# Stated problem:
Print all records exactly, leaving nothing out.

# Records shown:
◇ ◇ ◇

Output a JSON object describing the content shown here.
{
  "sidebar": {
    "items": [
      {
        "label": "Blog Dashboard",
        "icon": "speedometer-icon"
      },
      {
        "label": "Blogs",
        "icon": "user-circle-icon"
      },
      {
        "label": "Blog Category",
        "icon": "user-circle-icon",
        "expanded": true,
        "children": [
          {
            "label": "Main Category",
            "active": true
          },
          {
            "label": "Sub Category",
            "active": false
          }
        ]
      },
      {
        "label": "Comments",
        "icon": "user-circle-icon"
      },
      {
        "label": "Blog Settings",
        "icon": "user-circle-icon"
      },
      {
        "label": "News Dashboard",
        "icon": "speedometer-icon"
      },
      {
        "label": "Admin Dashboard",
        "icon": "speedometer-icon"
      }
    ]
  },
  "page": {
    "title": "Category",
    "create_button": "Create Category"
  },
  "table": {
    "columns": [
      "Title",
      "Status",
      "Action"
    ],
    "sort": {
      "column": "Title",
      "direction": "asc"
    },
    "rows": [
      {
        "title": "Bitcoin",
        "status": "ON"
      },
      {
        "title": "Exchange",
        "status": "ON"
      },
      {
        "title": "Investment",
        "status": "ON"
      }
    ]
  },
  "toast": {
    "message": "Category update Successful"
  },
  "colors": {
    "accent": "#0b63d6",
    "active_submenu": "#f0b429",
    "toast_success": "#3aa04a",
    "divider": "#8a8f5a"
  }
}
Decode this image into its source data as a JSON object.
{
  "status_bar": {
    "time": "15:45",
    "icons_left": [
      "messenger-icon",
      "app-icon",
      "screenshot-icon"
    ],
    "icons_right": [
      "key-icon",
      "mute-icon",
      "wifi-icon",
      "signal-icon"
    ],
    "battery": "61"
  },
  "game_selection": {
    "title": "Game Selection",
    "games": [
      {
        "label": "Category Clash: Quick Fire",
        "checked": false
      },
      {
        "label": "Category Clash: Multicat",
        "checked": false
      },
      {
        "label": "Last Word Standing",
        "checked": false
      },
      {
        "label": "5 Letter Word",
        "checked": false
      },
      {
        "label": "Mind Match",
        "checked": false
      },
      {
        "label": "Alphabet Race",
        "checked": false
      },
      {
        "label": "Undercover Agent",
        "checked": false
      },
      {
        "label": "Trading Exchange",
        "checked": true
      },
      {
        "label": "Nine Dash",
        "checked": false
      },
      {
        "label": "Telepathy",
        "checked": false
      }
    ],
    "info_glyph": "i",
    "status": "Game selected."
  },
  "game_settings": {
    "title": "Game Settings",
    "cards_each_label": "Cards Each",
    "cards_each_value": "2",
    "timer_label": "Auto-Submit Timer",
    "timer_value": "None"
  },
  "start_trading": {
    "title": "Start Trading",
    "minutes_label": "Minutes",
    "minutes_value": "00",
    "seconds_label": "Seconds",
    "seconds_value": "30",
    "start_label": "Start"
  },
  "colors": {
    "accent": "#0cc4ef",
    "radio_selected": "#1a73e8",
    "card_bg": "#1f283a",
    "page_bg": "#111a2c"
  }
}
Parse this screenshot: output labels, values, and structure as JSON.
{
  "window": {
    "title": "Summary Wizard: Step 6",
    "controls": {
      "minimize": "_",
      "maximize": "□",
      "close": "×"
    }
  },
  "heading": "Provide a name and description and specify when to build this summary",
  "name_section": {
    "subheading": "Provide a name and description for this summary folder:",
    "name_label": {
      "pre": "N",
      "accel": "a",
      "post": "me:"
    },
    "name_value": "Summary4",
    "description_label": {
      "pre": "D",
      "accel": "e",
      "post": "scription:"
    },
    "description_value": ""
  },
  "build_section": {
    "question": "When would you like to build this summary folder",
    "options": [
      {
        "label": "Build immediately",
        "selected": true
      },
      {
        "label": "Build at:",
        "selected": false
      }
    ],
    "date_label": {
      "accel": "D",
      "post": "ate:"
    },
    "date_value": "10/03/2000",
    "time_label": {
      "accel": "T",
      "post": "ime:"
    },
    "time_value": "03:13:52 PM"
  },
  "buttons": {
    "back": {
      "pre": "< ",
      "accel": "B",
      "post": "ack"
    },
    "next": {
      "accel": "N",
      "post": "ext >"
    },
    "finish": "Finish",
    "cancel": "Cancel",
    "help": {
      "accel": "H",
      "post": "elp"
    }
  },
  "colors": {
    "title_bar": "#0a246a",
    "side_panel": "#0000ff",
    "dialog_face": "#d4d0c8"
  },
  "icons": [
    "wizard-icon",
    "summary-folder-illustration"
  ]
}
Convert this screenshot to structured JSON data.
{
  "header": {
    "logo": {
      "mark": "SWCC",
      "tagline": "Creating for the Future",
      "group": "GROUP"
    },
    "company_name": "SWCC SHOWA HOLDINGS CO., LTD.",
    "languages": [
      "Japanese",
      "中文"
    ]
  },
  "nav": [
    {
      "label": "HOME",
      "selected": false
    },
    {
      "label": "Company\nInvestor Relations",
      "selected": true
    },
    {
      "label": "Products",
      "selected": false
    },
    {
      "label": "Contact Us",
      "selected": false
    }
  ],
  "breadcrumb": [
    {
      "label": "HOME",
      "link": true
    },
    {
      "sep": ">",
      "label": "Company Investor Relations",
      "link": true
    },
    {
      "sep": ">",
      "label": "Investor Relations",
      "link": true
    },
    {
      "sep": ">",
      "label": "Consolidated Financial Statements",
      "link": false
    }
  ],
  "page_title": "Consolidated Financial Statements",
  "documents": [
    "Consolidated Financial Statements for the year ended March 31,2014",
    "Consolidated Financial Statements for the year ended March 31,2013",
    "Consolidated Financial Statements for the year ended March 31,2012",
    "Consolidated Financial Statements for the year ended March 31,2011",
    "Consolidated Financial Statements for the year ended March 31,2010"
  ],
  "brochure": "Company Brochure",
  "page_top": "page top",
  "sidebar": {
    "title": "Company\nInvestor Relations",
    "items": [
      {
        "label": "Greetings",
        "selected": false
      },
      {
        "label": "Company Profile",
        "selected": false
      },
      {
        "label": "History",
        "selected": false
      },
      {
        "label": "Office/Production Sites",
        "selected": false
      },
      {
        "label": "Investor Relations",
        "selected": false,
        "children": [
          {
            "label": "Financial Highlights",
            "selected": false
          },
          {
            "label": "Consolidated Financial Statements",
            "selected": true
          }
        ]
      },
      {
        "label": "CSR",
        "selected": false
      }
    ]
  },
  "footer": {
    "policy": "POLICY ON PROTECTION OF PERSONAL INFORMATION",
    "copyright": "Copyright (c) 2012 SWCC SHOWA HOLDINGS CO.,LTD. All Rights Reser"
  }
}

◇ ◇ ◇

# Result for this exercise:
Output a JSON object describing the content shown here.
{
  "sidebar": {
    "items": [
      {
        "label": "Blog Dashboard",
        "icon": "speedometer-icon"
      },
      {
        "label": "Blogs",
        "icon": "user-circle-icon"
      },
      {
        "label": "Blog Category",
        "icon": "user-circle-icon",
        "expanded": true,
        "children": [
          {
            "label": "Main Category",
            "active": true
          },
          {
            "label": "Sub Category",
            "active": false
          }
        ]
      },
      {
        "label": "Comments",
        "icon": "user-circle-icon"
      },
      {
        "label": "Blog Settings",
        "icon": "user-circle-icon"
      },
      {
        "label": "News Dashboard",
        "icon": "speedometer-icon"
      },
      {
        "label": "Admin Dashboard",
        "icon": "speedometer-icon"
      }
    ]
  },
  "page": {
    "title": "Category",
    "create_button": "Create Category"
  },
  "table": {
    "columns": [
      "Title",
      "Status",
      "Action"
    ],
    "sort": {
      "column": "Title",
      "direction": "asc"
    },
    "rows": [
      {
        "title": "Bitcoin",
        "status": "ON"
      },
      {
        "title": "Exchange",
        "status": "ON"
      },
      {
        "title": "Investment",
        "status": "ON"
      }
    ]
  },
  "toast": {
    "message": "Category update Successful"
  },
  "colors": {
    "accent": "#0b63d6",
    "active_submenu": "#f0b429",
    "toast_success": "#3aa04a",
    "divider": "#8a8f5a"
  }
}
Decode this image into its source data as a JSON object.
{
  "status_bar": {
    "time": "15:45",
    "icons_left": [
      "messenger-icon",
      "app-icon",
      "screenshot-icon"
    ],
    "icons_right": [
      "key-icon",
      "mute-icon",
      "wifi-icon",
      "signal-icon"
    ],
    "battery": "61"
  },
  "game_selection": {
    "title": "Game Selection",
    "games": [
      {
        "label": "Category Clash: Quick Fire",
        "checked": false
      },
      {
        "label": "Category Clash: Multicat",
        "checked": false
      },
      {
        "label": "Last Word Standing",
        "checked": false
      },
      {
        "label": "5 Letter Word",
        "checked": false
      },
      {
        "label": "Mind Match",
        "checked": false
      },
      {
        "label": "Alphabet Race",
        "checked": false
      },
      {
        "label": "Undercover Agent",
        "checked": false
      },
      {
        "label": "Trading Exchange",
        "checked": true
      },
      {
        "label": "Nine Dash",
        "checked": false
      },
      {
        "label": "Telepathy",
        "checked": false
      }
    ],
    "info_glyph": "i",
    "status": "Game selected."
  },
  "game_settings": {
    "title": "Game Settings",
    "cards_each_label": "Cards Each",
    "cards_each_value": "2",
    "timer_label": "Auto-Submit Timer",
    "timer_value": "None"
  },
  "start_trading": {
    "title": "Start Trading",
    "minutes_label": "Minutes",
    "minutes_value": "00",
    "seconds_label": "Seconds",
    "seconds_value": "30",
    "start_label": "Start"
  },
  "colors": {
    "accent": "#0cc4ef",
    "radio_selected": "#1a73e8",
    "card_bg": "#1f283a",
    "page_bg": "#111a2c"
  }
}
Parse this screenshot: output labels, values, and structure as JSON.
{
  "window": {
    "title": "Summary Wizard: Step 6",
    "controls": {
      "minimize": "_",
      "maximize": "□",
      "close": "×"
    }
  },
  "heading": "Provide a name and description and specify when to build this summary",
  "name_section": {
    "subheading": "Provide a name and description for this summary folder:",
    "name_label": {
      "pre": "N",
      "accel": "a",
      "post": "me:"
    },
    "name_value": "Summary4",
    "description_label": {
      "pre": "D",
      "accel": "e",
      "post": "scription:"
    },
    "description_value": ""
  },
  "build_section": {
    "question": "When would you like to build this summary folder",
    "options": [
      {
        "label": "Build immediately",
        "selected": true
      },
      {
        "label": "Build at:",
        "selected": false
      }
    ],
    "date_label": {
      "accel": "D",
      "post": "ate:"
    },
    "date_value": "10/03/2000",
    "time_label": {
      "accel": "T",
      "post": "ime:"
    },
    "time_value": "03:13:52 PM"
  },
  "buttons": {
    "back": {
      "pre": "< ",
      "accel": "B",
      "post": "ack"
    },
    "next": {
      "accel": "N",
      "post": "ext >"
    },
    "finish": "Finish",
    "cancel": "Cancel",
    "help": {
      "accel": "H",
      "post": "elp"
    }
  },
  "colors": {
    "title_bar": "#0a246a",
    "side_panel": "#0000ff",
    "dialog_face": "#d4d0c8"
  },
  "icons": [
    "wizard-icon",
    "summary-folder-illustration"
  ]
}
Convert this screenshot to structured JSON data.
{
  "header": {
    "logo": {
      "mark": "SWCC",
      "tagline": "Creating for the Future",
      "group": "GROUP"
    },
    "company_name": "SWCC SHOWA HOLDINGS CO., LTD.",
    "languages": [
      "Japanese",
      "中文"
    ]
  },
  "nav": [
    {
      "label": "HOME",
      "selected": false
    },
    {
      "label": "Company\nInvestor Relations",
      "selected": true
    },
    {
      "label": "Products",
      "selected": false
    },
    {
      "label": "Contact Us",
      "selected": false
    }
  ],
  "breadcrumb": [
    {
      "label": "HOME",
      "link": true
    },
    {
      "sep": ">",
      "label": "Company Investor Relations",
      "link": true
    },
    {
      "sep": ">",
      "label": "Investor Relations",
      "link": true
    },
    {
      "sep": ">",
      "label": "Consolidated Financial Statements",
      "link": false
    }
  ],
  "page_title": "Consolidated Financial Statements",
  "documents": [
    "Consolidated Financial Statements for the year ended March 31,2014",
    "Consolidated Financial Statements for the year ended March 31,2013",
    "Consolidated Financial Statements for the year ended March 31,2012",
    "Consolidated Financial Statements for the year ended March 31,2011",
    "Consolidated Financial Statements for the year ended March 31,2010"
  ],
  "brochure": "Company Brochure",
  "page_top": "page top",
  "sidebar": {
    "title": "Company\nInvestor Relations",
    "items": [
      {
        "label": "Greetings",
        "selected": false
      },
      {
        "label": "Company Profile",
        "selected": false
      },
      {
        "label": "History",
        "selected": false
      },
      {
        "label": "Office/Production Sites",
        "selected": false
      },
      {
        "label": "Investor Relations",
        "selected": false,
        "children": [
          {
            "label": "Financial Highlights",
            "selected": false
          },
          {
            "label": "Consolidated Financial Statements",
            "selected": true
          }
        ]
      },
      {
        "label": "CSR",
        "selected": false
      }
    ]
  },
  "footer": {
    "policy": "POLICY ON PROTECTION OF PERSONAL INFORMATION",
    "copyright": "Copyright (c) 2012 SWCC SHOWA HOLDINGS CO.,LTD. All Rights Reser"
  }
}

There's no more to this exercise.